— Task brief —
Make an exact copy of all the entries, but do not reproduce the pictures.

Collected data:
>>
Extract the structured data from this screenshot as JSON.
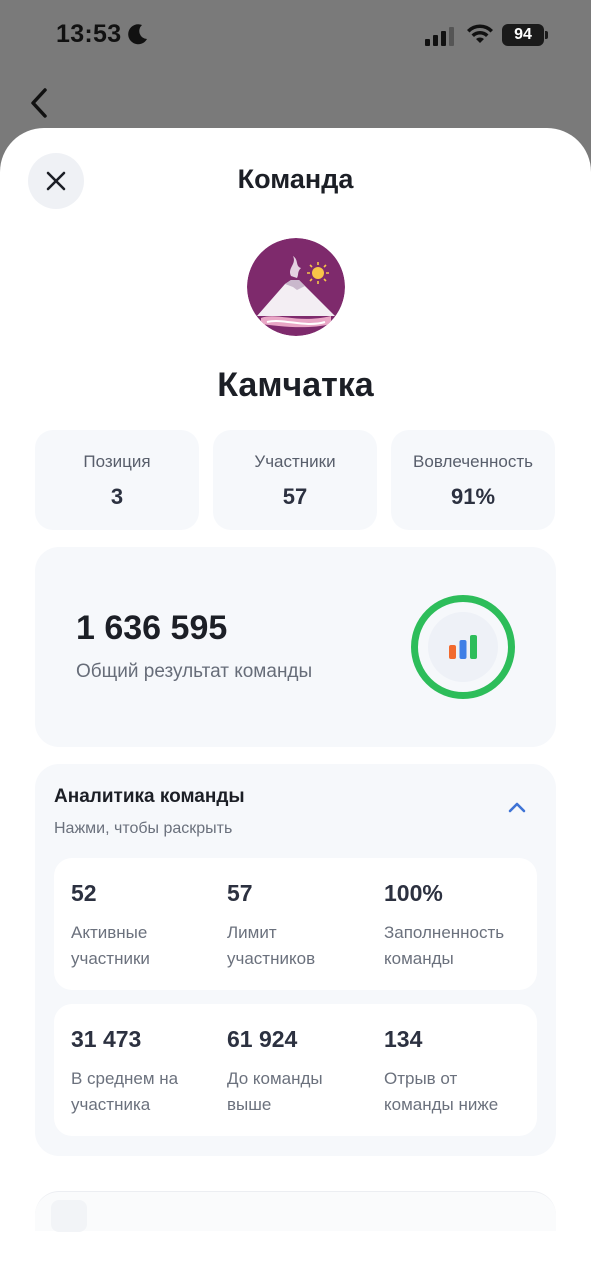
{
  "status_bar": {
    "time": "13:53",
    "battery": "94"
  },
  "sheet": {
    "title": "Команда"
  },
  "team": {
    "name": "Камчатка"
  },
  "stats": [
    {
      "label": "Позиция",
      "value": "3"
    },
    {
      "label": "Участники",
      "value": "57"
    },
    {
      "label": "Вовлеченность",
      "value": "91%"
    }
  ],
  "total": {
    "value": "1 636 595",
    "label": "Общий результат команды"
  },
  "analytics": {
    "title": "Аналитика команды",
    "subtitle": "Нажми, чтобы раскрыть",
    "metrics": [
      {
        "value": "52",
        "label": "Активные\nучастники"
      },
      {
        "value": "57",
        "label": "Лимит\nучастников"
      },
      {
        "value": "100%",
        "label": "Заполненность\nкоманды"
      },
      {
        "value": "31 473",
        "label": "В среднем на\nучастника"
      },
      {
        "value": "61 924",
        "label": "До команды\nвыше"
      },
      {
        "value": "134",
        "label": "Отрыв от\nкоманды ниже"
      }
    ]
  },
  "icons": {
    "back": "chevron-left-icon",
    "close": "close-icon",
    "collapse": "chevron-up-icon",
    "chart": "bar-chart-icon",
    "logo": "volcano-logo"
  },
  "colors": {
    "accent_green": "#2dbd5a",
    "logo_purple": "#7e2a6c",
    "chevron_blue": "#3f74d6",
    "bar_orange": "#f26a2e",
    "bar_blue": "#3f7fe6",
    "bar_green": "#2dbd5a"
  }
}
<<
— Result for this exercise —
Extract the structured data from this screenshot as JSON.
{
  "status_bar": {
    "time": "13:53",
    "battery": "94"
  },
  "sheet": {
    "title": "Команда"
  },
  "team": {
    "name": "Камчатка"
  },
  "stats": [
    {
      "label": "Позиция",
      "value": "3"
    },
    {
      "label": "Участники",
      "value": "57"
    },
    {
      "label": "Вовлеченность",
      "value": "91%"
    }
  ],
  "total": {
    "value": "1 636 595",
    "label": "Общий результат команды"
  },
  "analytics": {
    "title": "Аналитика команды",
    "subtitle": "Нажми, чтобы раскрыть",
    "metrics": [
      {
        "value": "52",
        "label": "Активные\nучастники"
      },
      {
        "value": "57",
        "label": "Лимит\nучастников"
      },
      {
        "value": "100%",
        "label": "Заполненность\nкоманды"
      },
      {
        "value": "31 473",
        "label": "В среднем на\nучастника"
      },
      {
        "value": "61 924",
        "label": "До команды\nвыше"
      },
      {
        "value": "134",
        "label": "Отрыв от\nкоманды ниже"
      }
    ]
  },
  "icons": {
    "back": "chevron-left-icon",
    "close": "close-icon",
    "collapse": "chevron-up-icon",
    "chart": "bar-chart-icon",
    "logo": "volcano-logo"
  },
  "colors": {
    "accent_green": "#2dbd5a",
    "logo_purple": "#7e2a6c",
    "chevron_blue": "#3f74d6",
    "bar_orange": "#f26a2e",
    "bar_blue": "#3f7fe6",
    "bar_green": "#2dbd5a"
  }
}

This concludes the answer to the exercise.